## OBJECTIVE:
Find each line with the string "this" and report it.

## ENTRIES PROVIDED:
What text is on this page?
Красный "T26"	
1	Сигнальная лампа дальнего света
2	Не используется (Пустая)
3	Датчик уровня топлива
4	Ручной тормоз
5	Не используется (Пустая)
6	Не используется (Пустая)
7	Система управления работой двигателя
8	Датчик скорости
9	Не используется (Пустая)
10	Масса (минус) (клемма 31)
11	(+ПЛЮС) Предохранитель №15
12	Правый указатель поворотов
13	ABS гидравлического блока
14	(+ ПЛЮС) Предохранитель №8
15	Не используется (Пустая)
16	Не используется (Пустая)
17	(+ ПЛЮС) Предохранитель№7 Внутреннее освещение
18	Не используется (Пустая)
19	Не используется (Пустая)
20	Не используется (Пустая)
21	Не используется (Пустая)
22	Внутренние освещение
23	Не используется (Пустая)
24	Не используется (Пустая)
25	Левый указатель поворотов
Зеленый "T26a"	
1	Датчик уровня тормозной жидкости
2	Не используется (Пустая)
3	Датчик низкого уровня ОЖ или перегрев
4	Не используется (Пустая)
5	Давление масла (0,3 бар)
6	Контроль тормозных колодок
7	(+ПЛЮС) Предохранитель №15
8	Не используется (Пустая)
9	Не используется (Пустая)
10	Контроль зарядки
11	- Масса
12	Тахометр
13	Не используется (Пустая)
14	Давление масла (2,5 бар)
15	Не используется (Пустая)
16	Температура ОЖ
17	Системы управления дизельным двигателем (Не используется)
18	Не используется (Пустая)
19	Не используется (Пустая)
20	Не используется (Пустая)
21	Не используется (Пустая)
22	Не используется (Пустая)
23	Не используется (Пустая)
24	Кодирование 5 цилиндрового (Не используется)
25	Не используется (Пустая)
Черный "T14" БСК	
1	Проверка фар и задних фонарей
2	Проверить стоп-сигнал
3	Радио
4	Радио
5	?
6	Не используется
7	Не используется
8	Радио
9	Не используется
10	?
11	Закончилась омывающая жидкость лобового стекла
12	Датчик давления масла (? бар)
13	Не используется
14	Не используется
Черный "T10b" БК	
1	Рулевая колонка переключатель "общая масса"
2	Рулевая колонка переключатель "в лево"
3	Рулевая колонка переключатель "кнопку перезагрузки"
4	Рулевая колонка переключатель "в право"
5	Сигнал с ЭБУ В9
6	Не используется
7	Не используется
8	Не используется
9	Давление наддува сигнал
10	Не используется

==

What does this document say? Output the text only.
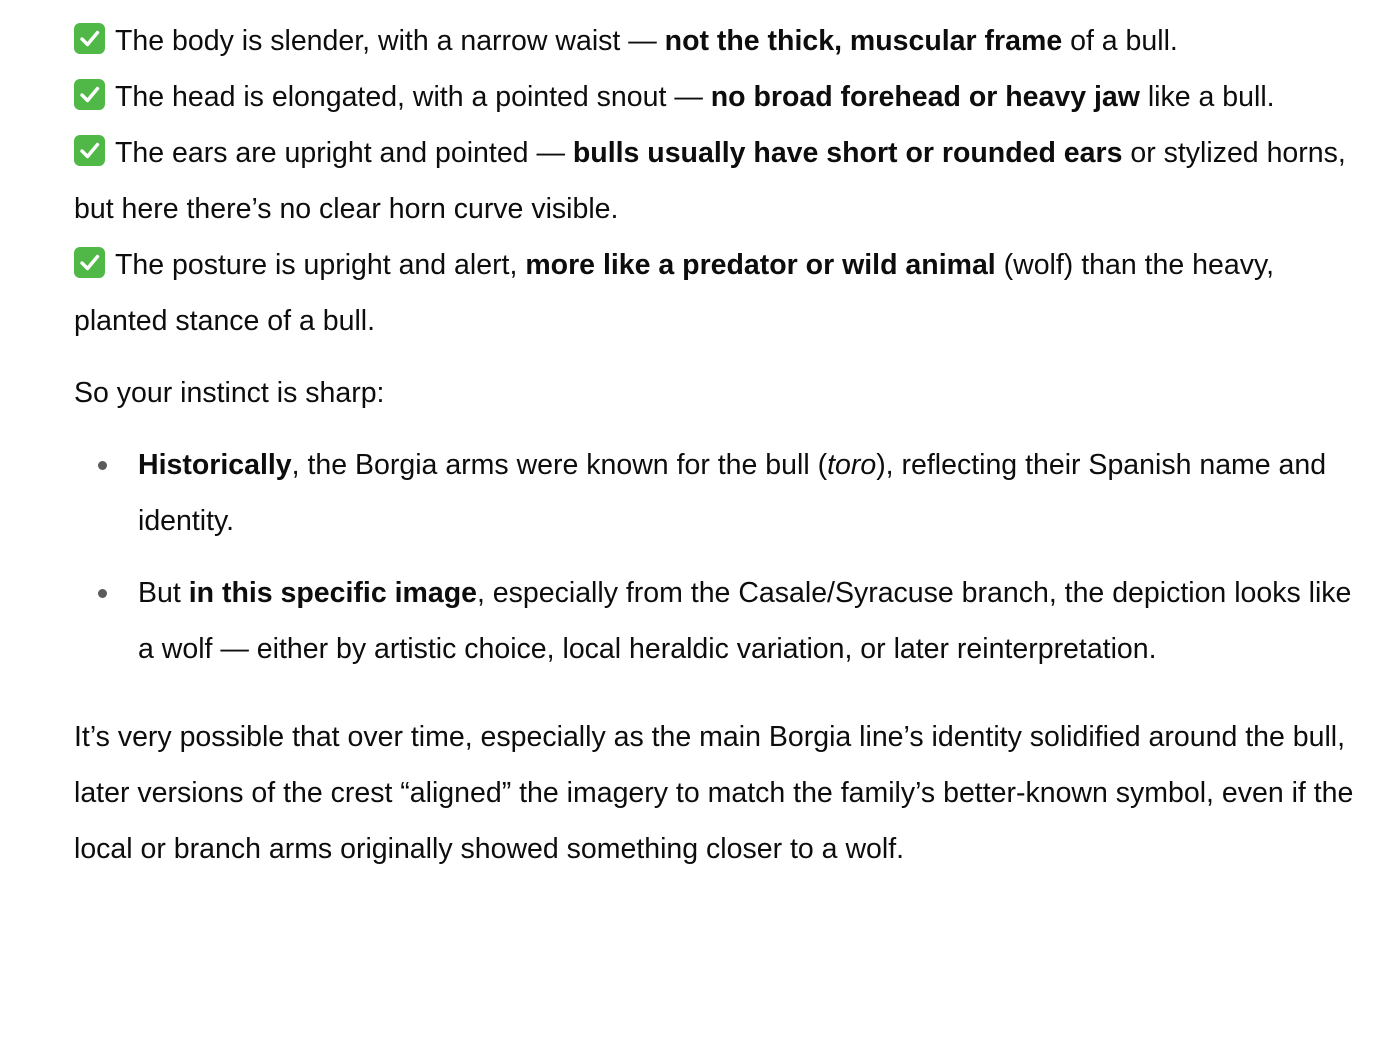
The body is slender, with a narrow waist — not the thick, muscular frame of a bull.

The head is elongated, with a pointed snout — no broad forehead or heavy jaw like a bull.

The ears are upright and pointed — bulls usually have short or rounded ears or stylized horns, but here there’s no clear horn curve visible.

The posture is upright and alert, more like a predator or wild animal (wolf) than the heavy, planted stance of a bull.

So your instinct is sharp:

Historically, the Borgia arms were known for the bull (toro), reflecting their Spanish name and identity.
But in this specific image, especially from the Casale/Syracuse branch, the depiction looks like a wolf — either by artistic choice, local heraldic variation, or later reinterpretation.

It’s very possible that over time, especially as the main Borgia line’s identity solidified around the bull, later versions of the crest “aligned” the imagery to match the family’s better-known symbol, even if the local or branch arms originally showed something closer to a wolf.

## SOLUTION TO THE PROBLEM:
What text is on this page?
What does this document say? Output the text only.
But in this specific image, especially from the Casale/Syracuse branch, the depiction looks like a wolf — either by artistic choice, local heraldic variation, or later reinterpretation.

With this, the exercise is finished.